Records to process:
-=-=-=-=-

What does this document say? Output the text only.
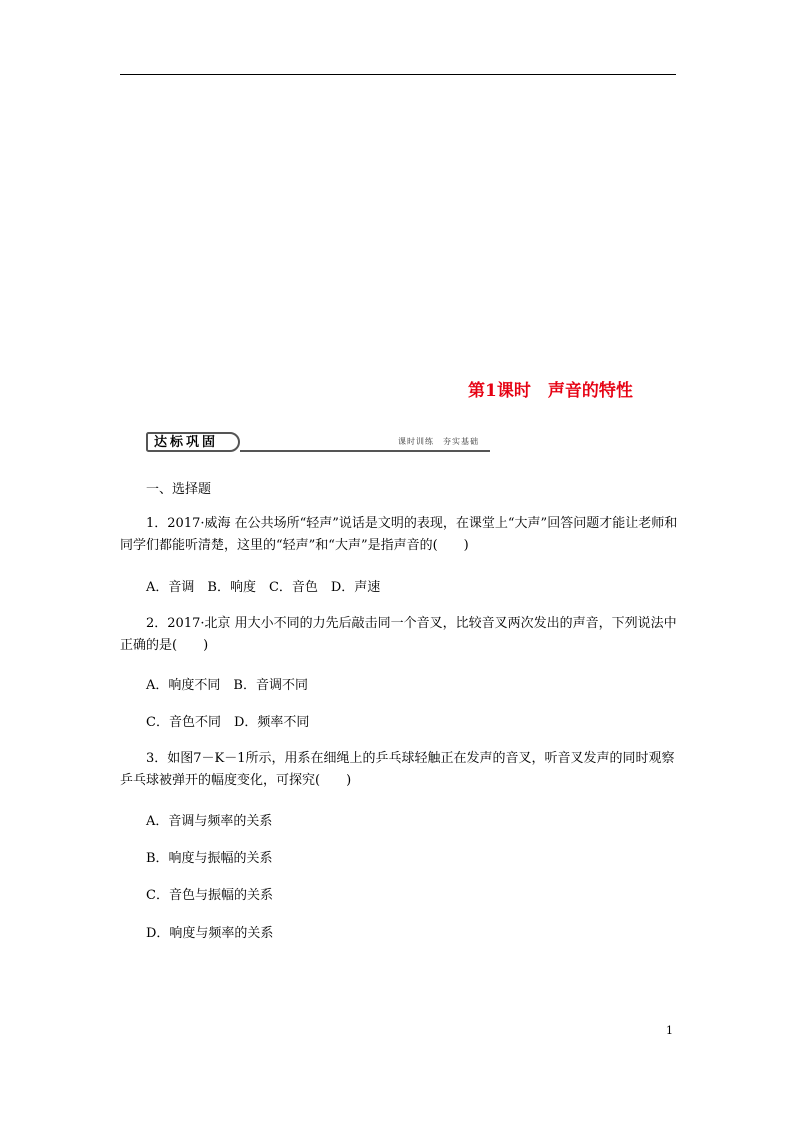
第1课时　声音的特性
达标巩固	课时训练　夯实基础
一、选择题
1．2017·威海 在公共场所“轻声”说话是文明的表现，在课堂上“大声”回答问题才能让老师和同学们都能听清楚，这里的“轻声”和“大声”是指声音的(　　)
A．音调　B．响度　C．音色　D．声速
2．2017·北京 用大小不同的力先后敲击同一个音叉，比较音叉两次发出的声音，下列说法中正确的是(　　)
A．响度不同　B．音调不同
C．音色不同　D．频率不同
3．如图7－K－1所示，用系在细绳上的乒乓球轻触正在发声的音叉，听音叉发声的同时观察乒乓球被弹开的幅度变化，可探究(　　)
A．音调与频率的关系
B．响度与振幅的关系
C．音色与振幅的关系
D．响度与频率的关系
1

-=-=-=-=-

Return the entries unchanged, save for the pictures, which do not belong in the copy.

Task result:
What does this document say? Output the text only.
第1课时　声音的特性
达标巩固	课时训练　夯实基础
一、选择题
1．2017·威海 在公共场所“轻声”说话是文明的表现，在课堂上“大声”回答问题才能让老师和同学们都能听清楚，这里的“轻声”和“大声”是指声音的(　　)
A．音调　B．响度　C．音色　D．声速
2．2017·北京 用大小不同的力先后敲击同一个音叉，比较音叉两次发出的声音，下列说法中正确的是(　　)
A．响度不同　B．音调不同
C．音色不同　D．频率不同
3．如图7－K－1所示，用系在细绳上的乒乓球轻触正在发声的音叉，听音叉发声的同时观察乒乓球被弹开的幅度变化，可探究(　　)
A．音调与频率的关系
B．响度与振幅的关系
C．音色与振幅的关系
D．响度与频率的关系
1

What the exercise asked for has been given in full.